**GOAL**
Without the pictures, give the entries below again exactly as written.

— start RECORDS TO USE —

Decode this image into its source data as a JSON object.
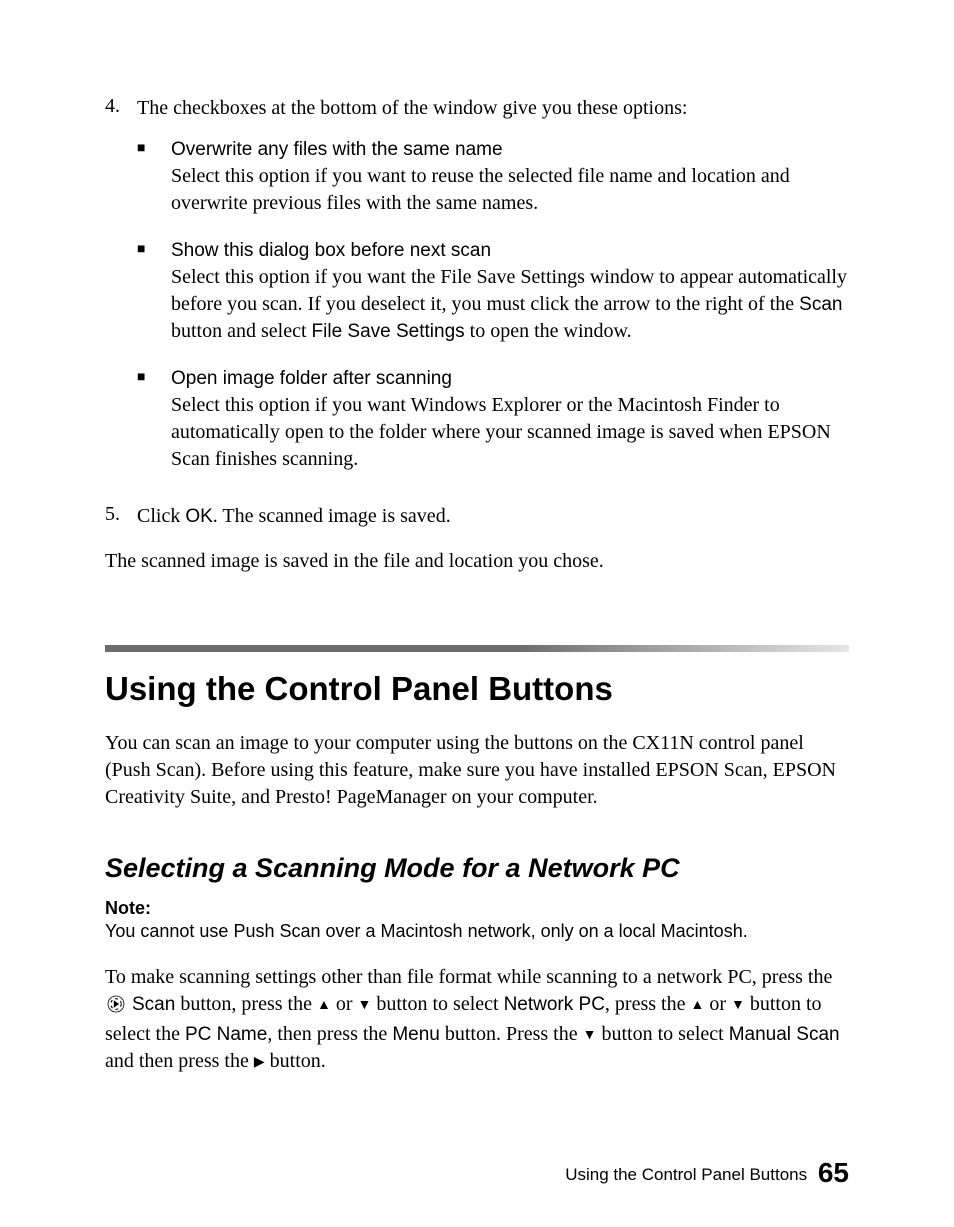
{
  "step4": {
    "num": "4.",
    "intro": "The checkboxes at the bottom of the window give you these options:",
    "items": [
      {
        "title": "Overwrite any files with the same name",
        "desc": "Select this option if you want to reuse the selected file name and location and overwrite previous files with the same names."
      },
      {
        "title": "Show this dialog box before next scan",
        "desc_pre": "Select this option if you want the File Save Settings window to appear automatically before you scan. If you deselect it, you must click the arrow to the right of the ",
        "scan": "Scan",
        "desc_mid": " button and select ",
        "fss": "File Save Settings",
        "desc_post": " to open the window."
      },
      {
        "title": "Open image folder after scanning",
        "desc": "Select this option if you want Windows Explorer or the Macintosh Finder to automatically open to the folder where your scanned image is saved when EPSON Scan finishes scanning."
      }
    ]
  },
  "step5": {
    "num": "5.",
    "pre": "Click ",
    "ok": "OK",
    "post": ". The scanned image is saved."
  },
  "closing": "The scanned image is saved in the file and location you chose.",
  "section_title": "Using the Control Panel Buttons",
  "section_intro": "You can scan an image to your computer using the buttons on the CX11N control panel (Push Scan). Before using this feature, make sure you have installed EPSON Scan, EPSON Creativity Suite, and Presto! PageManager on your computer.",
  "sub_title": "Selecting a Scanning Mode for a Network PC",
  "note_label": "Note:",
  "note_body": "You cannot use Push Scan over a Macintosh network, only on a local Macintosh.",
  "net": {
    "a": "To make scanning settings other than file format while scanning to a network PC, press the ",
    "scan": "Scan",
    "b": " button, press the ",
    "c": " or ",
    "d": " button to select ",
    "netpc": "Network PC",
    "e": ", press the ",
    "f": " or ",
    "g": " button to select the ",
    "pcname": "PC Name",
    "h": ", then press the ",
    "menu": "Menu",
    "i": " button. Press the ",
    "j": " button to select ",
    "manual": "Manual Scan",
    "k": " and then press the ",
    "l": " button."
  },
  "glyphs": {
    "square": "■",
    "up": "▲",
    "down": "▼",
    "right": "▶"
  },
  "footer": {
    "text": "Using the Control Panel Buttons",
    "page": "65"
  }
}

— end RECORDS TO USE —

**EXPECTED ANSWER**
Decode this image into its source data as a JSON object.
{
  "step4": {
    "num": "4.",
    "intro": "The checkboxes at the bottom of the window give you these options:",
    "items": [
      {
        "title": "Overwrite any files with the same name",
        "desc": "Select this option if you want to reuse the selected file name and location and overwrite previous files with the same names."
      },
      {
        "title": "Show this dialog box before next scan",
        "desc_pre": "Select this option if you want the File Save Settings window to appear automatically before you scan. If you deselect it, you must click the arrow to the right of the ",
        "scan": "Scan",
        "desc_mid": " button and select ",
        "fss": "File Save Settings",
        "desc_post": " to open the window."
      },
      {
        "title": "Open image folder after scanning",
        "desc": "Select this option if you want Windows Explorer or the Macintosh Finder to automatically open to the folder where your scanned image is saved when EPSON Scan finishes scanning."
      }
    ]
  },
  "step5": {
    "num": "5.",
    "pre": "Click ",
    "ok": "OK",
    "post": ". The scanned image is saved."
  },
  "closing": "The scanned image is saved in the file and location you chose.",
  "section_title": "Using the Control Panel Buttons",
  "section_intro": "You can scan an image to your computer using the buttons on the CX11N control panel (Push Scan). Before using this feature, make sure you have installed EPSON Scan, EPSON Creativity Suite, and Presto! PageManager on your computer.",
  "sub_title": "Selecting a Scanning Mode for a Network PC",
  "note_label": "Note:",
  "note_body": "You cannot use Push Scan over a Macintosh network, only on a local Macintosh.",
  "net": {
    "a": "To make scanning settings other than file format while scanning to a network PC, press the ",
    "scan": "Scan",
    "b": " button, press the ",
    "c": " or ",
    "d": " button to select ",
    "netpc": "Network PC",
    "e": ", press the ",
    "f": " or ",
    "g": " button to select the ",
    "pcname": "PC Name",
    "h": ", then press the ",
    "menu": "Menu",
    "i": " button. Press the ",
    "j": " button to select ",
    "manual": "Manual Scan",
    "k": " and then press the ",
    "l": " button."
  },
  "glyphs": {
    "square": "■",
    "up": "▲",
    "down": "▼",
    "right": "▶"
  },
  "footer": {
    "text": "Using the Control Panel Buttons",
    "page": "65"
  }
}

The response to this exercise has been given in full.